(Records from a dataset)
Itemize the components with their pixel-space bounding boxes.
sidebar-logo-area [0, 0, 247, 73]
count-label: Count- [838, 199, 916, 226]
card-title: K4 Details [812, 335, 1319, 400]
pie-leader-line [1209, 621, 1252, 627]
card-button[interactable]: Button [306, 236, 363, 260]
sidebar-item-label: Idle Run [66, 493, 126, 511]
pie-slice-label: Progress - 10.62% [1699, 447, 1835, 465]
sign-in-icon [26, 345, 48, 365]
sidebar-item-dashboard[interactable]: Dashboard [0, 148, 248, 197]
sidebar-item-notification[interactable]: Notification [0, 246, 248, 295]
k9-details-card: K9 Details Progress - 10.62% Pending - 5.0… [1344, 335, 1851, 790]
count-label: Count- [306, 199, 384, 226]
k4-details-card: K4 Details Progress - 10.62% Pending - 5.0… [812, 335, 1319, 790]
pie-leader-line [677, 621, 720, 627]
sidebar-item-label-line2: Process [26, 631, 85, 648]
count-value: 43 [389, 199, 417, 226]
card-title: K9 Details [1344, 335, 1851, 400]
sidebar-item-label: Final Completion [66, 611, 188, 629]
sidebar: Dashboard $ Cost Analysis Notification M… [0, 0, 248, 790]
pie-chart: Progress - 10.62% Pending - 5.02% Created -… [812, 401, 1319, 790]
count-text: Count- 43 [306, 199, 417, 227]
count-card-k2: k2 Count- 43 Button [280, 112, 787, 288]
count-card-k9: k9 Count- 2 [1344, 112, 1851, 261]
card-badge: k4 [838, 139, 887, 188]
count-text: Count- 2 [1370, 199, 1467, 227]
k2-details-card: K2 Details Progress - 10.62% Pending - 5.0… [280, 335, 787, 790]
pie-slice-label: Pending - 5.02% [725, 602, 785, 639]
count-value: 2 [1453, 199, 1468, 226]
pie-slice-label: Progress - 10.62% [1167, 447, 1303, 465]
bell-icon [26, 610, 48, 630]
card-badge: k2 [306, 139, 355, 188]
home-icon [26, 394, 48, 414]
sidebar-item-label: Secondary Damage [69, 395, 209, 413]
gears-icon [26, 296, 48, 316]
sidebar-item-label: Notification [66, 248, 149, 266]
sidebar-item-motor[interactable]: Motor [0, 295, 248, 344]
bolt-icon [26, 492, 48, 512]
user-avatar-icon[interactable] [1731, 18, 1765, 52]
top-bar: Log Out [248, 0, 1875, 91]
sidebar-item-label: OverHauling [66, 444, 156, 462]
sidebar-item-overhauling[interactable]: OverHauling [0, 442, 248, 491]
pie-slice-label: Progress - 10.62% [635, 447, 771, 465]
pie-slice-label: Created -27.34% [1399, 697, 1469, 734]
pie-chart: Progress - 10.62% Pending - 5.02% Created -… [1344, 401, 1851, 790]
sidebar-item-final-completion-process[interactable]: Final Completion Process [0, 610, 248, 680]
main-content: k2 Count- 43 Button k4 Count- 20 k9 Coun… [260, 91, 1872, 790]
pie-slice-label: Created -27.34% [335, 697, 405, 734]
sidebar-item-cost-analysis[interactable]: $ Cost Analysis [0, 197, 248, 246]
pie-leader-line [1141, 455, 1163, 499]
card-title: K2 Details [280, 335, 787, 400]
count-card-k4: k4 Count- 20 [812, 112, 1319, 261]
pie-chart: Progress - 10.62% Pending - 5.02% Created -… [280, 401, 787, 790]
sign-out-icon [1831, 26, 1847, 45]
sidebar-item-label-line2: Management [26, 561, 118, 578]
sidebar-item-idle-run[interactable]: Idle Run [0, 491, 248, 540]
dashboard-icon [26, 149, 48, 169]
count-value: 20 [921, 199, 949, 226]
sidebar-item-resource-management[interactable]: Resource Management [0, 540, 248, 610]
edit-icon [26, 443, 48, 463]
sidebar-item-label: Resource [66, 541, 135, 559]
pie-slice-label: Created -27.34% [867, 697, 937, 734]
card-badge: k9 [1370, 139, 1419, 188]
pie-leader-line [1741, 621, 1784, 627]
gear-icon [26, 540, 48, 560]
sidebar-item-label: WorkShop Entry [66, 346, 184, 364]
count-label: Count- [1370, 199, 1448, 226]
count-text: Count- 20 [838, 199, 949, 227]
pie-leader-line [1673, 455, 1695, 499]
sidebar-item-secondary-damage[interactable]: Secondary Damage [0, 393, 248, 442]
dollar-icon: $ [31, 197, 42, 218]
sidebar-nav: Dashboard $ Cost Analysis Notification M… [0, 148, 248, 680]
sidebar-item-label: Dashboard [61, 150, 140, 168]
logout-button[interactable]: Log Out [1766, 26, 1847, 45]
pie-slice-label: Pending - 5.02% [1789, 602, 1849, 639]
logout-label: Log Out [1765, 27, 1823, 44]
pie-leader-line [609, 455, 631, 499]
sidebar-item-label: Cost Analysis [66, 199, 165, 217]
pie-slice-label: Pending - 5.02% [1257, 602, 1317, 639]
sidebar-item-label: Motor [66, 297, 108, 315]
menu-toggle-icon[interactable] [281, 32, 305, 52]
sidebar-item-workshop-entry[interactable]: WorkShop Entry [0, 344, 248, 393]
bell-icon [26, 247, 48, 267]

• TASK STATEMENT:
Copy the lines above word for word, from the start of the data to the line that contains "sidebar-item-label: OverHauling [66, 444, 156, 462]", including both.

• FULL SOLUTION:
Itemize the components with their pixel-space bounding boxes.
sidebar-logo-area [0, 0, 247, 73]
count-label: Count- [838, 199, 916, 226]
card-title: K4 Details [812, 335, 1319, 400]
pie-leader-line [1209, 621, 1252, 627]
card-button[interactable]: Button [306, 236, 363, 260]
sidebar-item-label: Idle Run [66, 493, 126, 511]
pie-slice-label: Progress - 10.62% [1699, 447, 1835, 465]
sign-in-icon [26, 345, 48, 365]
sidebar-item-dashboard[interactable]: Dashboard [0, 148, 248, 197]
sidebar-item-notification[interactable]: Notification [0, 246, 248, 295]
k9-details-card: K9 Details Progress - 10.62% Pending - 5.0… [1344, 335, 1851, 790]
count-label: Count- [306, 199, 384, 226]
k4-details-card: K4 Details Progress - 10.62% Pending - 5.0… [812, 335, 1319, 790]
pie-leader-line [677, 621, 720, 627]
sidebar-item-label-line2: Process [26, 631, 85, 648]
count-value: 43 [389, 199, 417, 226]
card-title: K9 Details [1344, 335, 1851, 400]
sidebar-item-label: Final Completion [66, 611, 188, 629]
sidebar: Dashboard $ Cost Analysis Notification M… [0, 0, 248, 790]
pie-chart: Progress - 10.62% Pending - 5.02% Created -… [812, 401, 1319, 790]
count-text: Count- 43 [306, 199, 417, 227]
count-card-k2: k2 Count- 43 Button [280, 112, 787, 288]
count-card-k9: k9 Count- 2 [1344, 112, 1851, 261]
card-badge: k4 [838, 139, 887, 188]
count-text: Count- 2 [1370, 199, 1467, 227]
k2-details-card: K2 Details Progress - 10.62% Pending - 5.0… [280, 335, 787, 790]
pie-slice-label: Pending - 5.02% [725, 602, 785, 639]
count-value: 2 [1453, 199, 1468, 226]
pie-slice-label: Progress - 10.62% [1167, 447, 1303, 465]
bell-icon [26, 610, 48, 630]
card-badge: k2 [306, 139, 355, 188]
home-icon [26, 394, 48, 414]
sidebar-item-label: Secondary Damage [69, 395, 209, 413]
gears-icon [26, 296, 48, 316]
sidebar-item-label: Notification [66, 248, 149, 266]
sidebar-item-motor[interactable]: Motor [0, 295, 248, 344]
bolt-icon [26, 492, 48, 512]
user-avatar-icon[interactable] [1731, 18, 1765, 52]
top-bar: Log Out [248, 0, 1875, 91]
sidebar-item-label: OverHauling [66, 444, 156, 462]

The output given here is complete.